What the task requires -> Output the data that follows exactly, line for line.

Input rows ->
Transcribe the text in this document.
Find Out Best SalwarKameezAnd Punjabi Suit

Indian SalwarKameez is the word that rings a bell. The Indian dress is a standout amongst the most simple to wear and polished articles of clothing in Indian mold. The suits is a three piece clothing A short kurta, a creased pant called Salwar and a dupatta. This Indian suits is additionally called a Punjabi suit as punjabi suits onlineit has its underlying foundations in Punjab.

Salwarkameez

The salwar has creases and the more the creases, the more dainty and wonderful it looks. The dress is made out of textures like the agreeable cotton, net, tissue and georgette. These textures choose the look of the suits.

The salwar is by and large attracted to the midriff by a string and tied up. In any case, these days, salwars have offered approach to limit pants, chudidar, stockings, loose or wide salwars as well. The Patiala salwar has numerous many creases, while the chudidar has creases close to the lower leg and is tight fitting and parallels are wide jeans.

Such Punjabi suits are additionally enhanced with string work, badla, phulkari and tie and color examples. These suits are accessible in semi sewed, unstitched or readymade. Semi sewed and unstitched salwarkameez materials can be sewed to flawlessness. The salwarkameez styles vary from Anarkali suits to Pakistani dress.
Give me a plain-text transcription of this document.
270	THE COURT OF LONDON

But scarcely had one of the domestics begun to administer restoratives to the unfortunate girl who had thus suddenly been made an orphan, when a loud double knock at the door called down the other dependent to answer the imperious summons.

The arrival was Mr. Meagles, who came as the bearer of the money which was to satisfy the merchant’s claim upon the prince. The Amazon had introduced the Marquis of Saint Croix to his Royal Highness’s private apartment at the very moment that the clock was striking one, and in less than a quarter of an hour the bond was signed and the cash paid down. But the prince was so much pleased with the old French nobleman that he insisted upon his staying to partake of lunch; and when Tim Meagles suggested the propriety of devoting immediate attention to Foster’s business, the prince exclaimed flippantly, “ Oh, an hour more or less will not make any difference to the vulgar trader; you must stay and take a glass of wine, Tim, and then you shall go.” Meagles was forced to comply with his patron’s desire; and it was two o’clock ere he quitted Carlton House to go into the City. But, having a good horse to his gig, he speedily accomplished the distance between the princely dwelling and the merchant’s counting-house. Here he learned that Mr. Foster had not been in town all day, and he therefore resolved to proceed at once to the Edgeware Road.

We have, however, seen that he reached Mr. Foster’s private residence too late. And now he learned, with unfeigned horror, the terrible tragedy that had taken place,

Response for this exercise ->
Transcribe the text in this document.
Find Out Best SalwarKameezAnd Punjabi Suit

Indian SalwarKameez is the word that rings a bell. The Indian dress is a standout amongst the most simple to wear and polished articles of clothing in Indian mold. The suits is a three piece clothing A short kurta, a creased pant called Salwar and a dupatta. This Indian suits is additionally called a Punjabi suit as punjabi suits onlineit has its underlying foundations in Punjab.

Salwarkameez

The salwar has creases and the more the creases, the more dainty and wonderful it looks. The dress is made out of textures like the agreeable cotton, net, tissue and georgette. These textures choose the look of the suits.

The salwar is by and large attracted to the midriff by a string and tied up. In any case, these days, salwars have offered approach to limit pants, chudidar, stockings, loose or wide salwars as well. The Patiala salwar has numerous many creases, while the chudidar has creases close to the lower leg and is tight fitting and parallels are wide jeans.

Such Punjabi suits are additionally enhanced with string work, badla, phulkari and tie and color examples. These suits are accessible in semi sewed, unstitched or readymade. Semi sewed and unstitched salwarkameez materials can be sewed to flawlessness. The salwarkameez styles vary from Anarkali suits to Pakistani dress.
Give me a plain-text transcription of this document.
270	THE COURT OF LONDON

But scarcely had one of the domestics begun to administer restoratives to the unfortunate girl who had thus suddenly been made an orphan, when a loud double knock at the door called down the other dependent to answer the imperious summons.

The arrival was Mr. Meagles, who came as the bearer of the money which was to satisfy the merchant’s claim upon the prince. The Amazon had introduced the Marquis of Saint Croix to his Royal Highness’s private apartment at the very moment that the clock was striking one, and in less than a quarter of an hour the bond was signed and the cash paid down. But the prince was so much pleased with the old French nobleman that he insisted upon his staying to partake of lunch; and when Tim Meagles suggested the propriety of devoting immediate attention to Foster’s business, the prince exclaimed flippantly, “ Oh, an hour more or less will not make any difference to the vulgar trader; you must stay and take a glass of wine, Tim, and then you shall go.” Meagles was forced to comply with his patron’s desire; and it was two o’clock ere he quitted Carlton House to go into the City. But, having a good horse to his gig, he speedily accomplished the distance between the princely dwelling and the merchant’s counting-house. Here he learned that Mr. Foster had not been in town all day, and he therefore resolved to proceed at once to the Edgeware Road.

We have, however, seen that he reached Mr. Foster’s private residence too late. And now he learned, with unfeigned horror, the terrible tragedy that had taken place,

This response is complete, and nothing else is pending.